• _Data to process_
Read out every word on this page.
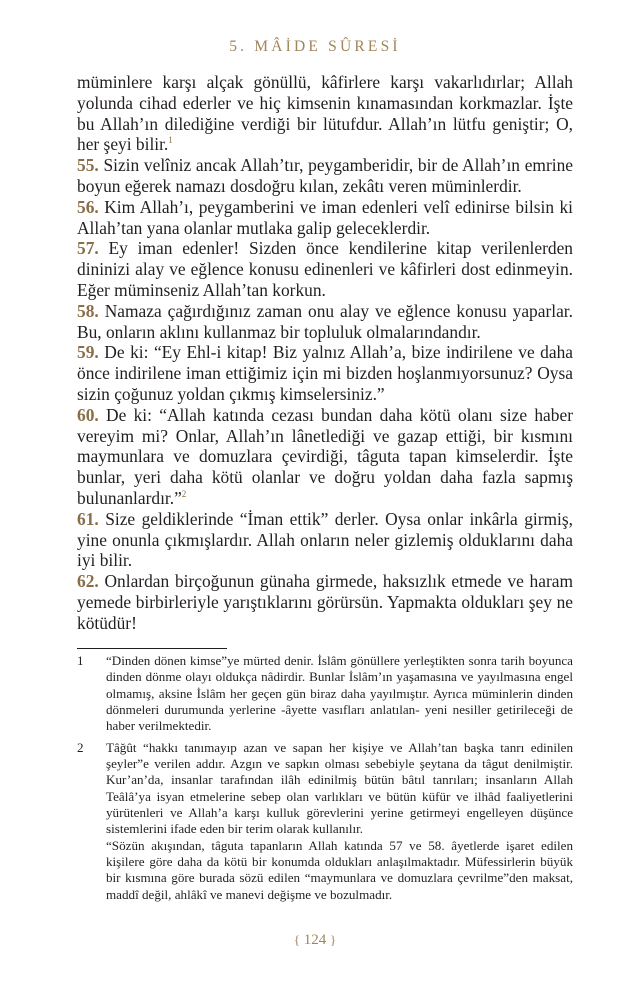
5. MÂİDE SÛRESİ

müminlere karşı alçak gönüllü, kâfirlere karşı vakarlıdırlar; Allah yolunda cihad ederler ve hiç kimsenin kınamasından korkmazlar. İşte bu Allah’ın dilediğine verdiği bir lütufdur. Allah’ın lütfu geniştir; O, her şeyi bilir.$^1$

55. Sizin velîniz ancak Allah’tır, peygamberidir, bir de Allah’ın emrine boyun eğerek namazı dosdoğru kılan, zekâtı veren müminlerdir.

56. Kim Allah’ı, peygamberini ve iman edenleri velî edinirse bilsin ki Allah’tan yana olanlar mutlaka galip geleceklerdir.

57. Ey iman edenler! Sizden önce kendilerine kitap verilenlerden dininizi alay ve eğlence konusu edinenleri ve kâfirleri dost edinmeyin. Eğer müminseniz Allah’tan korkun.

58. Namaza çağırdığınız zaman onu alay ve eğlence konusu yaparlar. Bu, onların aklını kullanmaz bir topluluk olmalarındandır.

59. De ki: “Ey Ehl-i kitap! Biz yalnız Allah’a, bize indirilene ve daha önce indirilene iman ettiğimiz için mi bizden hoşlanmıyorsunuz? Oysa sizin çoğunuz yoldan çıkmış kimselersiniz.”

60. De ki: “Allah katında cezası bundan daha kötü olanı size haber vereyim mi? Onlar, Allah’ın lânetlediği ve gazap ettiği, bir kısmını maymunlara ve domuzlara çevirdiği, tâguta tapan kimselerdir. İşte bunlar, yeri daha kötü olanlar ve doğru yoldan daha fazla sapmış bulunanlardır.”$^2$

61. Size geldiklerinde “İman ettik” derler. Oysa onlar inkârla girmiş, yine onunla çıkmışlardır. Allah onların neler gizlemiş olduklarını daha iyi bilir.

62. Onlardan birçoğunun günaha girmede, haksızlık etmede ve haram yemede birbirleriyle yarıştıklarını görürsün. Yapmakta oldukları şey ne kötüdür!

1 “Dinden dönen kimse”ye mürted denir. İslâm gönüllere yerleştikten sonra tarih boyunca dinden dönme olayı oldukça nâdirdir. Bunlar İslâm’ın yaşamasına ve yayılmasına engel olmamış, aksine İslâm her geçen gün biraz daha yayılmıştır. Ayrıca müminlerin dinden dönmeleri durumunda yerlerine -âyette vasıfları anlatılan- yeni nesiller getirileceği de haber verilmektedir.

2 Tâğût “hakkı tanımayıp azan ve sapan her kişiye ve Allah’tan başka tanrı edinilen şeyler”e verilen addır. Azgın ve sapkın olması sebebiyle şeytana da tâgut denilmiştir. Kur’an’da, insanlar tarafından ilâh edinilmiş bütün bâtıl tanrıları; insanların Allah Teâlâ’ya isyan etmelerine sebep olan varlıkları ve bütün küfür ve ilhâd faaliyetlerini yürütenleri ve Allah’a karşı kulluk görevlerini yerine getirmeyi engelleyen düşünce sistemlerini ifade eden bir terim olarak kullanılır.

“Sözün akışından, tâguta tapanların Allah katında 57 ve 58. âyetlerde işaret edilen kişilere göre daha da kötü bir konumda oldukları anlaşılmaktadır. Müfessirlerin büyük bir kısmına göre burada sözü edilen “maymunlara ve domuzlara çevrilme”den maksat, maddî değil, ahlâkî ve manevi değişme ve bozulmadır.

{ 124 }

• _Task statement_
Omit the pictures and restate the rest of the records verbatim.

• _The solution_
Read out every word on this page.
5. MÂİDE SÛRESİ

müminlere karşı alçak gönüllü, kâfirlere karşı vakarlıdırlar; Allah yolunda cihad ederler ve hiç kimsenin kınamasından korkmazlar. İşte bu Allah’ın dilediğine verdiği bir lütufdur. Allah’ın lütfu geniştir; O, her şeyi bilir.$^1$

55. Sizin velîniz ancak Allah’tır, peygamberidir, bir de Allah’ın emrine boyun eğerek namazı dosdoğru kılan, zekâtı veren müminlerdir.

56. Kim Allah’ı, peygamberini ve iman edenleri velî edinirse bilsin ki Allah’tan yana olanlar mutlaka galip geleceklerdir.

57. Ey iman edenler! Sizden önce kendilerine kitap verilenlerden dininizi alay ve eğlence konusu edinenleri ve kâfirleri dost edinmeyin. Eğer müminseniz Allah’tan korkun.

58. Namaza çağırdığınız zaman onu alay ve eğlence konusu yaparlar. Bu, onların aklını kullanmaz bir topluluk olmalarındandır.

59. De ki: “Ey Ehl-i kitap! Biz yalnız Allah’a, bize indirilene ve daha önce indirilene iman ettiğimiz için mi bizden hoşlanmıyorsunuz? Oysa sizin çoğunuz yoldan çıkmış kimselersiniz.”

60. De ki: “Allah katında cezası bundan daha kötü olanı size haber vereyim mi? Onlar, Allah’ın lânetlediği ve gazap ettiği, bir kısmını maymunlara ve domuzlara çevirdiği, tâguta tapan kimselerdir. İşte bunlar, yeri daha kötü olanlar ve doğru yoldan daha fazla sapmış bulunanlardır.”$^2$

61. Size geldiklerinde “İman ettik” derler. Oysa onlar inkârla girmiş, yine onunla çıkmışlardır. Allah onların neler gizlemiş olduklarını daha iyi bilir.

62. Onlardan birçoğunun günaha girmede, haksızlık etmede ve haram yemede birbirleriyle yarıştıklarını görürsün. Yapmakta oldukları şey ne kötüdür!

1 “Dinden dönen kimse”ye mürted denir. İslâm gönüllere yerleştikten sonra tarih boyunca dinden dönme olayı oldukça nâdirdir. Bunlar İslâm’ın yaşamasına ve yayılmasına engel olmamış, aksine İslâm her geçen gün biraz daha yayılmıştır. Ayrıca müminlerin dinden dönmeleri durumunda yerlerine -âyette vasıfları anlatılan- yeni nesiller getirileceği de haber verilmektedir.

2 Tâğût “hakkı tanımayıp azan ve sapan her kişiye ve Allah’tan başka tanrı edinilen şeyler”e verilen addır. Azgın ve sapkın olması sebebiyle şeytana da tâgut denilmiştir. Kur’an’da, insanlar tarafından ilâh edinilmiş bütün bâtıl tanrıları; insanların Allah Teâlâ’ya isyan etmelerine sebep olan varlıkları ve bütün küfür ve ilhâd faaliyetlerini yürütenleri ve Allah’a karşı kulluk görevlerini yerine getirmeyi engelleyen düşünce sistemlerini ifade eden bir terim olarak kullanılır.

“Sözün akışından, tâguta tapanların Allah katında 57 ve 58. âyetlerde işaret edilen kişilere göre daha da kötü bir konumda oldukları anlaşılmaktadır. Müfessirlerin büyük bir kısmına göre burada sözü edilen “maymunlara ve domuzlara çevrilme”den maksat, maddî değil, ahlâkî ve manevi değişme ve bozulmadır.

{ 124 }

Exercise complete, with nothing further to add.